• [Goal] Without the images, write out all of the following entries exactly.

• [Records shown]
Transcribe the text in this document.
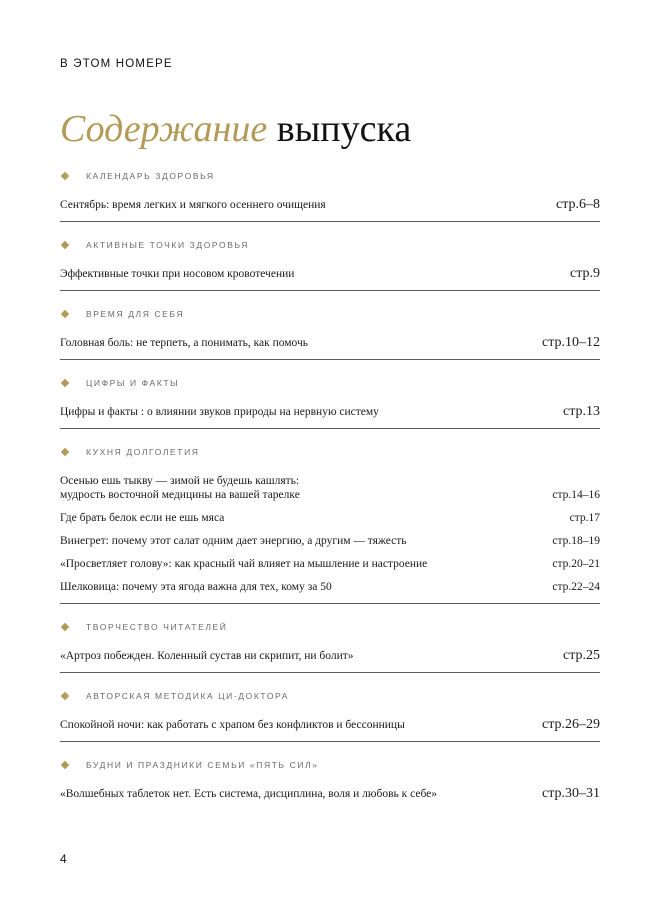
В ЭТОМ НОМЕРЕ
Содержание выпуска
КАЛЕНДАРЬ ЗДОРОВЬЯ
Сентябрь: время легких и мягкого осеннего очищения	стр.6–8
АКТИВНЫЕ ТОЧКИ ЗДОРОВЬЯ
Эффективные точки при носовом кровотечении	стр.9
ВРЕМЯ ДЛЯ СЕБЯ
Головная боль: не терпеть, а понимать, как помочь	стр.10–12
ЦИФРЫ И ФАКТЫ
Цифры и факты : о влиянии звуков природы на нервную систему	стр.13
КУХНЯ ДОЛГОЛЕТИЯ
Осенью ешь тыкву — зимой не будешь кашлять:
мудрость восточной медицины на вашей тарелке	стр.14–16
Где брать белок если не ешь мяса	стр.17
Винегрет: почему этот салат одним дает энергию, а другим — тяжесть	стр.18–19
«Просветляет голову»: как красный чай влияет на мышление и настроение	стр.20–21
Шелковица: почему эта ягода важна для тех, кому за 50	стр.22–24
ТВОРЧЕСТВО ЧИТАТЕЛЕЙ
«Артроз побежден. Коленный сустав ни скрипит, ни болит»	стр.25
АВТОРСКАЯ МЕТОДИКА ЦИ-ДОКТОРА
Спокойной ночи: как работать с храпом без конфликтов и бессонницы	стр.26–29
БУДНИ И ПРАЗДНИКИ СЕМЬИ «ПЯТЬ СИЛ»
«Волшебных таблеток нет. Есть система, дисциплина, воля и любовь к себе»	стр.30–31
4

• [Result below]
Transcribe the text in this document.
В ЭТОМ НОМЕРЕ
Содержание выпуска
КАЛЕНДАРЬ ЗДОРОВЬЯ
Сентябрь: время легких и мягкого осеннего очищения	стр.6–8
АКТИВНЫЕ ТОЧКИ ЗДОРОВЬЯ
Эффективные точки при носовом кровотечении	стр.9
ВРЕМЯ ДЛЯ СЕБЯ
Головная боль: не терпеть, а понимать, как помочь	стр.10–12
ЦИФРЫ И ФАКТЫ
Цифры и факты : о влиянии звуков природы на нервную систему	стр.13
КУХНЯ ДОЛГОЛЕТИЯ
Осенью ешь тыкву — зимой не будешь кашлять:
мудрость восточной медицины на вашей тарелке	стр.14–16
Где брать белок если не ешь мяса	стр.17
Винегрет: почему этот салат одним дает энергию, а другим — тяжесть	стр.18–19
«Просветляет голову»: как красный чай влияет на мышление и настроение	стр.20–21
Шелковица: почему эта ягода важна для тех, кому за 50	стр.22–24
ТВОРЧЕСТВО ЧИТАТЕЛЕЙ
«Артроз побежден. Коленный сустав ни скрипит, ни болит»	стр.25
АВТОРСКАЯ МЕТОДИКА ЦИ-ДОКТОРА
Спокойной ночи: как работать с храпом без конфликтов и бессонницы	стр.26–29
БУДНИ И ПРАЗДНИКИ СЕМЬИ «ПЯТЬ СИЛ»
«Волшебных таблеток нет. Есть система, дисциплина, воля и любовь к себе»	стр.30–31
4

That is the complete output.